> _CHALLENGE_: Return the entries below in their exact form, leaving the pictures out.

________________

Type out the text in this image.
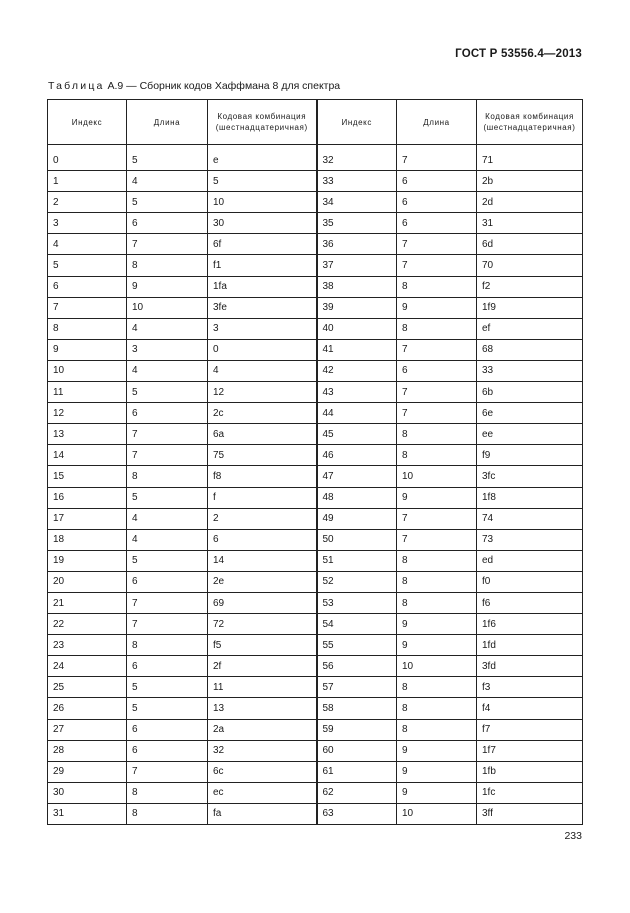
ГОСТ Р 53556.4—2013
Таблица А.9 — Сборник кодов Хаффмана 8 для спектра
Индекс	Длина	Кодовая комбинация (шестнадцатеричная)	Индекс	Длина	Кодовая комбинация (шестнадцатеричная)

0	5	e	32	7	71
1	4	5	33	6	2b
2	5	10	34	6	2d
3	6	30	35	6	31
4	7	6f	36	7	6d
5	8	f1	37	7	70
6	9	1fa	38	8	f2
7	10	3fe	39	9	1f9
8	4	3	40	8	ef
9	3	0	41	7	68
10	4	4	42	6	33
11	5	12	43	7	6b
12	6	2c	44	7	6e
13	7	6a	45	8	ee
14	7	75	46	8	f9
15	8	f8	47	10	3fc
16	5	f	48	9	1f8
17	4	2	49	7	74
18	4	6	50	7	73
19	5	14	51	8	ed
20	6	2e	52	8	f0
21	7	69	53	8	f6
22	7	72	54	9	1f6
23	8	f5	55	9	1fd
24	6	2f	56	10	3fd
25	5	11	57	8	f3
26	5	13	58	8	f4
27	6	2a	59	8	f7
28	6	32	60	9	1f7
29	7	6c	61	9	1fb
30	8	ec	62	9	1fc
31	8	fa	63	10	3ff
233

________________

> _EXERCISE RESPONSE_:
Type out the text in this image.
ГОСТ Р 53556.4—2013
Таблица А.9 — Сборник кодов Хаффмана 8 для спектра
Индекс	Длина	Кодовая комбинация (шестнадцатеричная)	Индекс	Длина	Кодовая комбинация (шестнадцатеричная)

0	5	e	32	7	71
1	4	5	33	6	2b
2	5	10	34	6	2d
3	6	30	35	6	31
4	7	6f	36	7	6d
5	8	f1	37	7	70
6	9	1fa	38	8	f2
7	10	3fe	39	9	1f9
8	4	3	40	8	ef
9	3	0	41	7	68
10	4	4	42	6	33
11	5	12	43	7	6b
12	6	2c	44	7	6e
13	7	6a	45	8	ee
14	7	75	46	8	f9
15	8	f8	47	10	3fc
16	5	f	48	9	1f8
17	4	2	49	7	74
18	4	6	50	7	73
19	5	14	51	8	ed
20	6	2e	52	8	f0
21	7	69	53	8	f6
22	7	72	54	9	1f6
23	8	f5	55	9	1fd
24	6	2f	56	10	3fd
25	5	11	57	8	f3
26	5	13	58	8	f4
27	6	2a	59	8	f7
28	6	32	60	9	1f7
29	7	6c	61	9	1fb
30	8	ec	62	9	1fc
31	8	fa	63	10	3ff
233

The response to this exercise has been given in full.